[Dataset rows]
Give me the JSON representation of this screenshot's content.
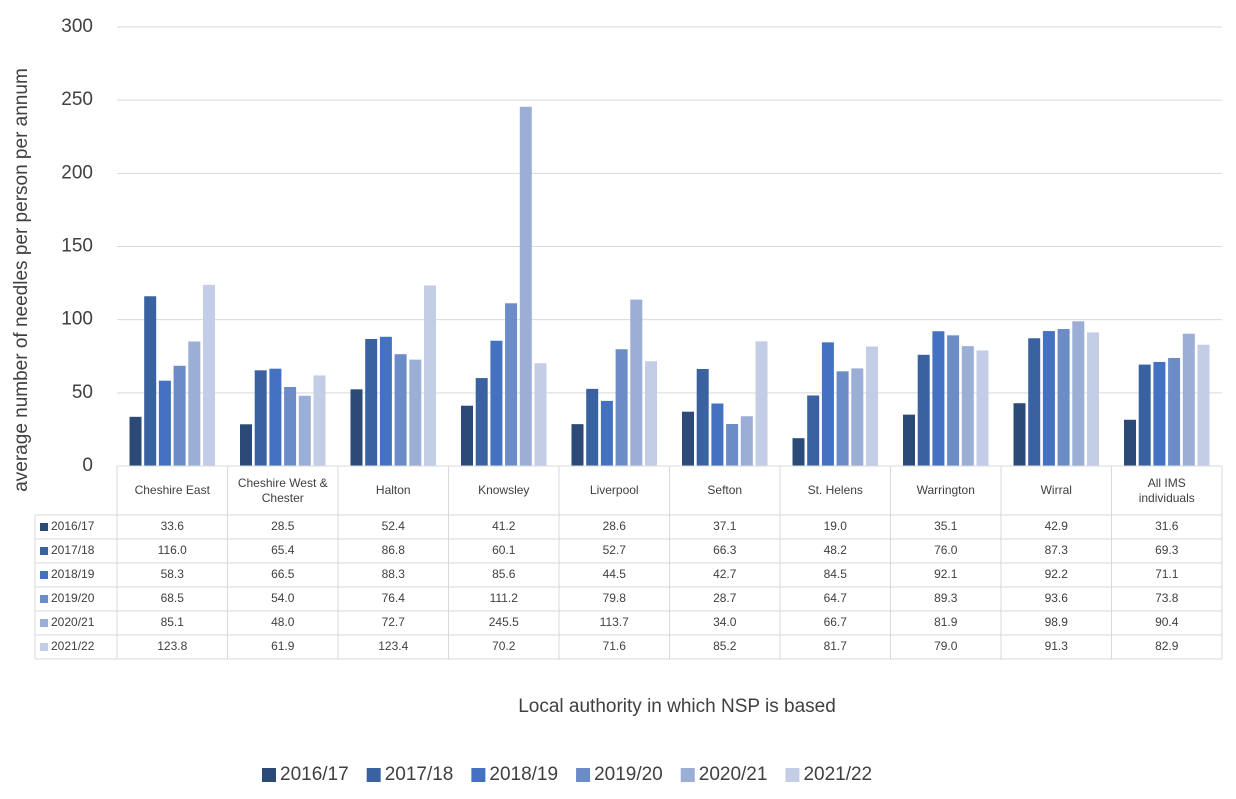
{
  "chart_data": {
    "type": "bar",
    "y_label": "average number of needles per person per annum",
    "x_label": "Local authority in which NSP is based",
    "categories": [
      "Cheshire East",
      "Cheshire West & Chester",
      "Halton",
      "Knowsley",
      "Liverpool",
      "Sefton",
      "St. Helens",
      "Warrington",
      "Wirral",
      "All IMS individuals"
    ],
    "series": [
      {
        "name": "2016/17",
        "color": "#2c4a78",
        "values": [
          33.6,
          28.5,
          52.4,
          41.2,
          28.6,
          37.1,
          19.0,
          35.1,
          42.9,
          31.6
        ],
        "value_labels": [
          "33.6",
          "28.5",
          "52.4",
          "41.2",
          "28.6",
          "37.1",
          "19.0",
          "35.1",
          "42.9",
          "31.6"
        ]
      },
      {
        "name": "2017/18",
        "color": "#3a62a0",
        "values": [
          116.0,
          65.4,
          86.8,
          60.1,
          52.7,
          66.3,
          48.2,
          76.0,
          87.3,
          69.3
        ],
        "value_labels": [
          "116.0",
          "65.4",
          "86.8",
          "60.1",
          "52.7",
          "66.3",
          "48.2",
          "76.0",
          "87.3",
          "69.3"
        ]
      },
      {
        "name": "2018/19",
        "color": "#4472c0",
        "values": [
          58.3,
          66.5,
          88.3,
          85.6,
          44.5,
          42.7,
          84.5,
          92.1,
          92.2,
          71.1
        ],
        "value_labels": [
          "58.3",
          "66.5",
          "88.3",
          "85.6",
          "44.5",
          "42.7",
          "84.5",
          "92.1",
          "92.2",
          "71.1"
        ]
      },
      {
        "name": "2019/20",
        "color": "#6c8cc8",
        "values": [
          68.5,
          54.0,
          76.4,
          111.2,
          79.8,
          28.7,
          64.7,
          89.3,
          93.6,
          73.8
        ],
        "value_labels": [
          "68.5",
          "54.0",
          "76.4",
          "111.2",
          "79.8",
          "28.7",
          "64.7",
          "89.3",
          "93.6",
          "73.8"
        ]
      },
      {
        "name": "2020/21",
        "color": "#9aaed6",
        "values": [
          85.1,
          48.0,
          72.7,
          245.5,
          113.7,
          34.0,
          66.7,
          81.9,
          98.9,
          90.4
        ],
        "value_labels": [
          "85.1",
          "48.0",
          "72.7",
          "245.5",
          "113.7",
          "34.0",
          "66.7",
          "81.9",
          "98.9",
          "90.4"
        ]
      },
      {
        "name": "2021/22",
        "color": "#c3cde6",
        "values": [
          123.8,
          61.9,
          123.4,
          70.2,
          71.6,
          85.2,
          81.7,
          79.0,
          91.3,
          82.9
        ],
        "value_labels": [
          "123.8",
          "61.9",
          "123.4",
          "70.2",
          "71.6",
          "85.2",
          "81.7",
          "79.0",
          "91.3",
          "82.9"
        ]
      }
    ],
    "ylim": [
      0,
      300
    ],
    "yticks": [
      0,
      50,
      100,
      150,
      200,
      250,
      300
    ],
    "grid": true
  }
}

** Written task **
Repeat every record precisely. Any picture among them stays out of the copy.

** Task result **
Give me the JSON representation of this screenshot's content.
{
  "chart_data": {
    "type": "bar",
    "y_label": "average number of needles per person per annum",
    "x_label": "Local authority in which NSP is based",
    "categories": [
      "Cheshire East",
      "Cheshire West & Chester",
      "Halton",
      "Knowsley",
      "Liverpool",
      "Sefton",
      "St. Helens",
      "Warrington",
      "Wirral",
      "All IMS individuals"
    ],
    "series": [
      {
        "name": "2016/17",
        "color": "#2c4a78",
        "values": [
          33.6,
          28.5,
          52.4,
          41.2,
          28.6,
          37.1,
          19.0,
          35.1,
          42.9,
          31.6
        ],
        "value_labels": [
          "33.6",
          "28.5",
          "52.4",
          "41.2",
          "28.6",
          "37.1",
          "19.0",
          "35.1",
          "42.9",
          "31.6"
        ]
      },
      {
        "name": "2017/18",
        "color": "#3a62a0",
        "values": [
          116.0,
          65.4,
          86.8,
          60.1,
          52.7,
          66.3,
          48.2,
          76.0,
          87.3,
          69.3
        ],
        "value_labels": [
          "116.0",
          "65.4",
          "86.8",
          "60.1",
          "52.7",
          "66.3",
          "48.2",
          "76.0",
          "87.3",
          "69.3"
        ]
      },
      {
        "name": "2018/19",
        "color": "#4472c0",
        "values": [
          58.3,
          66.5,
          88.3,
          85.6,
          44.5,
          42.7,
          84.5,
          92.1,
          92.2,
          71.1
        ],
        "value_labels": [
          "58.3",
          "66.5",
          "88.3",
          "85.6",
          "44.5",
          "42.7",
          "84.5",
          "92.1",
          "92.2",
          "71.1"
        ]
      },
      {
        "name": "2019/20",
        "color": "#6c8cc8",
        "values": [
          68.5,
          54.0,
          76.4,
          111.2,
          79.8,
          28.7,
          64.7,
          89.3,
          93.6,
          73.8
        ],
        "value_labels": [
          "68.5",
          "54.0",
          "76.4",
          "111.2",
          "79.8",
          "28.7",
          "64.7",
          "89.3",
          "93.6",
          "73.8"
        ]
      },
      {
        "name": "2020/21",
        "color": "#9aaed6",
        "values": [
          85.1,
          48.0,
          72.7,
          245.5,
          113.7,
          34.0,
          66.7,
          81.9,
          98.9,
          90.4
        ],
        "value_labels": [
          "85.1",
          "48.0",
          "72.7",
          "245.5",
          "113.7",
          "34.0",
          "66.7",
          "81.9",
          "98.9",
          "90.4"
        ]
      },
      {
        "name": "2021/22",
        "color": "#c3cde6",
        "values": [
          123.8,
          61.9,
          123.4,
          70.2,
          71.6,
          85.2,
          81.7,
          79.0,
          91.3,
          82.9
        ],
        "value_labels": [
          "123.8",
          "61.9",
          "123.4",
          "70.2",
          "71.6",
          "85.2",
          "81.7",
          "79.0",
          "91.3",
          "82.9"
        ]
      }
    ],
    "ylim": [
      0,
      300
    ],
    "yticks": [
      0,
      50,
      100,
      150,
      200,
      250,
      300
    ],
    "grid": true
  }
}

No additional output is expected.